-- Start Records --

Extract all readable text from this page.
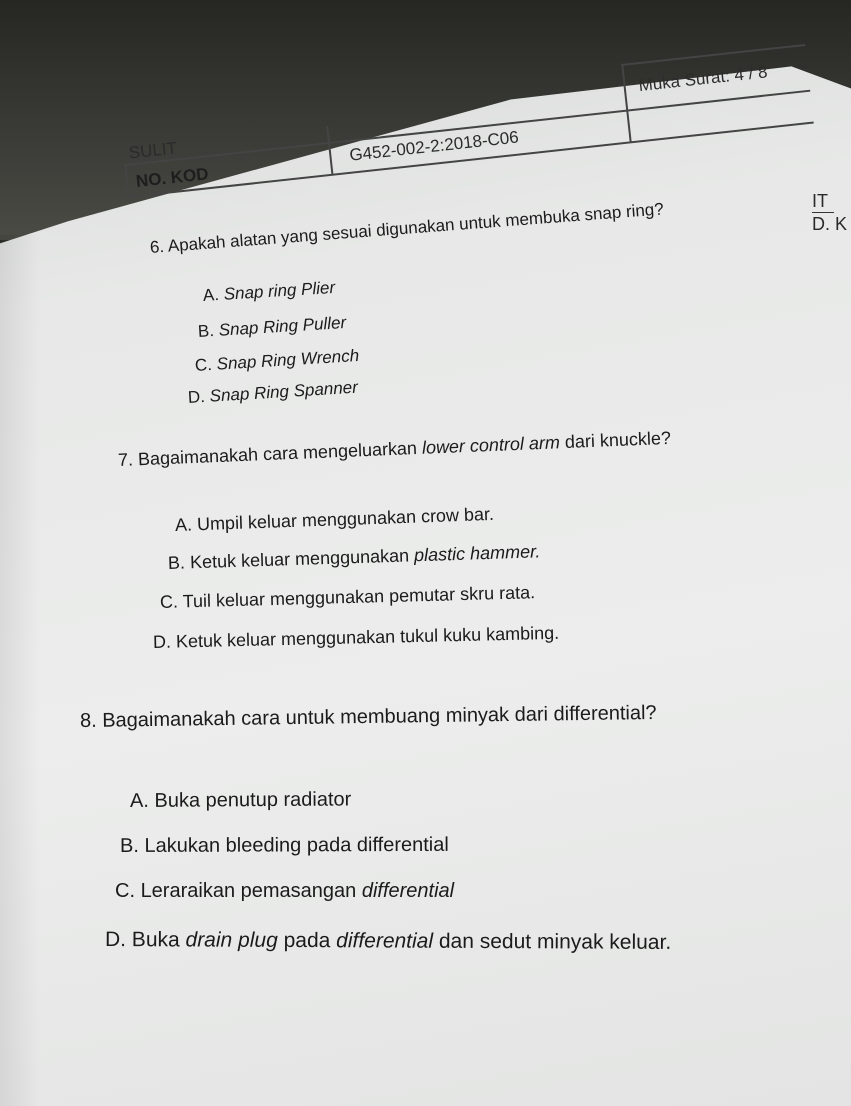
SULIT
NO. KOD
G452-002-2:2018-C06
Muka Surat: 4 / 8
IT
D. K
6. Apakah alatan yang sesuai digunakan untuk membuka snap ring?
A. Snap ring Plier
B. Snap Ring Puller
C. Snap Ring Wrench
D. Snap Ring Spanner
7. Bagaimanakah cara mengeluarkan lower control arm dari knuckle?
A. Umpil keluar menggunakan crow bar.
B. Ketuk keluar menggunakan plastic hammer.
C. Tuil keluar menggunakan pemutar skru rata.
D. Ketuk keluar menggunakan tukul kuku kambing.
8. Bagaimanakah cara untuk membuang minyak dari differential?
A. Buka penutup radiator
B. Lakukan bleeding pada differential
C. Leraraikan pemasangan differential
D. Buka drain plug pada differential dan sedut minyak keluar.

-- End Records --

Set task: Search the data for "keluar". Copy every line that has it.

Exercise response:
A. Umpil keluar menggunakan crow bar.
B. Ketuk keluar menggunakan plastic hammer.
C. Tuil keluar menggunakan pemutar skru rata.
D. Ketuk keluar menggunakan tukul kuku kambing.
D. Buka drain plug pada differential dan sedut minyak keluar.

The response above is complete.